[start Information shown]

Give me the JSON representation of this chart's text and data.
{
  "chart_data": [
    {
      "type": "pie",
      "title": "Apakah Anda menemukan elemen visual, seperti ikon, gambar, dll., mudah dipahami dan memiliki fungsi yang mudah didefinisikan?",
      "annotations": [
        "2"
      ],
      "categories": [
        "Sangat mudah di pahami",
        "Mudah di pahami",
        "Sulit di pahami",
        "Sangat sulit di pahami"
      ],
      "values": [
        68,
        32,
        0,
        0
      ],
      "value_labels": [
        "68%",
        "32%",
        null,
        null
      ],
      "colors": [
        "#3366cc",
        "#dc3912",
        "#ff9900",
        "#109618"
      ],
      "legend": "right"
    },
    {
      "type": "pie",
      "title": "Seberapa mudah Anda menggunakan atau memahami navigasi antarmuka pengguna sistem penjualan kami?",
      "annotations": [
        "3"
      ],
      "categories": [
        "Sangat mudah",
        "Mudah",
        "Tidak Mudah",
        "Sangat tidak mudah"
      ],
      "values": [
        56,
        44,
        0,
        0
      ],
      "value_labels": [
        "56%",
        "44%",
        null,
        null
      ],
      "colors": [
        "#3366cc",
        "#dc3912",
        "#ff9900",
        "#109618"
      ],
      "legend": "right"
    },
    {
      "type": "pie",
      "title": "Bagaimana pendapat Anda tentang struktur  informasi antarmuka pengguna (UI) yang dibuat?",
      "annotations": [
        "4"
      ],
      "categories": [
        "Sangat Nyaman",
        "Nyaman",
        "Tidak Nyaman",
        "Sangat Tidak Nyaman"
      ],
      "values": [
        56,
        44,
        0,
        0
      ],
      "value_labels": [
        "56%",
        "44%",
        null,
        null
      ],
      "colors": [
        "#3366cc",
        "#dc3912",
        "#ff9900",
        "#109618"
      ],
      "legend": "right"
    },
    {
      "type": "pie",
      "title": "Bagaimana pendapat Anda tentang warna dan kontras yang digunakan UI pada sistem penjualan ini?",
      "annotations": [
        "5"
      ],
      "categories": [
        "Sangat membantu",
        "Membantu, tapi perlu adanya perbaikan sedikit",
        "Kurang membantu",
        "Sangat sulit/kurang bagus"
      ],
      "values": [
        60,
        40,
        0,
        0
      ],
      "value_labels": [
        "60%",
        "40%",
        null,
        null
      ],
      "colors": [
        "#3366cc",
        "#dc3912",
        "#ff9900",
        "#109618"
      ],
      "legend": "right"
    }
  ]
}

[end Information shown]

*Task requirements*: Please quote the records above exactly, without skipping a line.

*Right answer*:
Give me the JSON representation of this chart's text and data.
{
  "chart_data": [
    {
      "type": "pie",
      "title": "Apakah Anda menemukan elemen visual, seperti ikon, gambar, dll., mudah dipahami dan memiliki fungsi yang mudah didefinisikan?",
      "annotations": [
        "2"
      ],
      "categories": [
        "Sangat mudah di pahami",
        "Mudah di pahami",
        "Sulit di pahami",
        "Sangat sulit di pahami"
      ],
      "values": [
        68,
        32,
        0,
        0
      ],
      "value_labels": [
        "68%",
        "32%",
        null,
        null
      ],
      "colors": [
        "#3366cc",
        "#dc3912",
        "#ff9900",
        "#109618"
      ],
      "legend": "right"
    },
    {
      "type": "pie",
      "title": "Seberapa mudah Anda menggunakan atau memahami navigasi antarmuka pengguna sistem penjualan kami?",
      "annotations": [
        "3"
      ],
      "categories": [
        "Sangat mudah",
        "Mudah",
        "Tidak Mudah",
        "Sangat tidak mudah"
      ],
      "values": [
        56,
        44,
        0,
        0
      ],
      "value_labels": [
        "56%",
        "44%",
        null,
        null
      ],
      "colors": [
        "#3366cc",
        "#dc3912",
        "#ff9900",
        "#109618"
      ],
      "legend": "right"
    },
    {
      "type": "pie",
      "title": "Bagaimana pendapat Anda tentang struktur  informasi antarmuka pengguna (UI) yang dibuat?",
      "annotations": [
        "4"
      ],
      "categories": [
        "Sangat Nyaman",
        "Nyaman",
        "Tidak Nyaman",
        "Sangat Tidak Nyaman"
      ],
      "values": [
        56,
        44,
        0,
        0
      ],
      "value_labels": [
        "56%",
        "44%",
        null,
        null
      ],
      "colors": [
        "#3366cc",
        "#dc3912",
        "#ff9900",
        "#109618"
      ],
      "legend": "right"
    },
    {
      "type": "pie",
      "title": "Bagaimana pendapat Anda tentang warna dan kontras yang digunakan UI pada sistem penjualan ini?",
      "annotations": [
        "5"
      ],
      "categories": [
        "Sangat membantu",
        "Membantu, tapi perlu adanya perbaikan sedikit",
        "Kurang membantu",
        "Sangat sulit/kurang bagus"
      ],
      "values": [
        60,
        40,
        0,
        0
      ],
      "value_labels": [
        "60%",
        "40%",
        null,
        null
      ],
      "colors": [
        "#3366cc",
        "#dc3912",
        "#ff9900",
        "#109618"
      ],
      "legend": "right"
    }
  ]
}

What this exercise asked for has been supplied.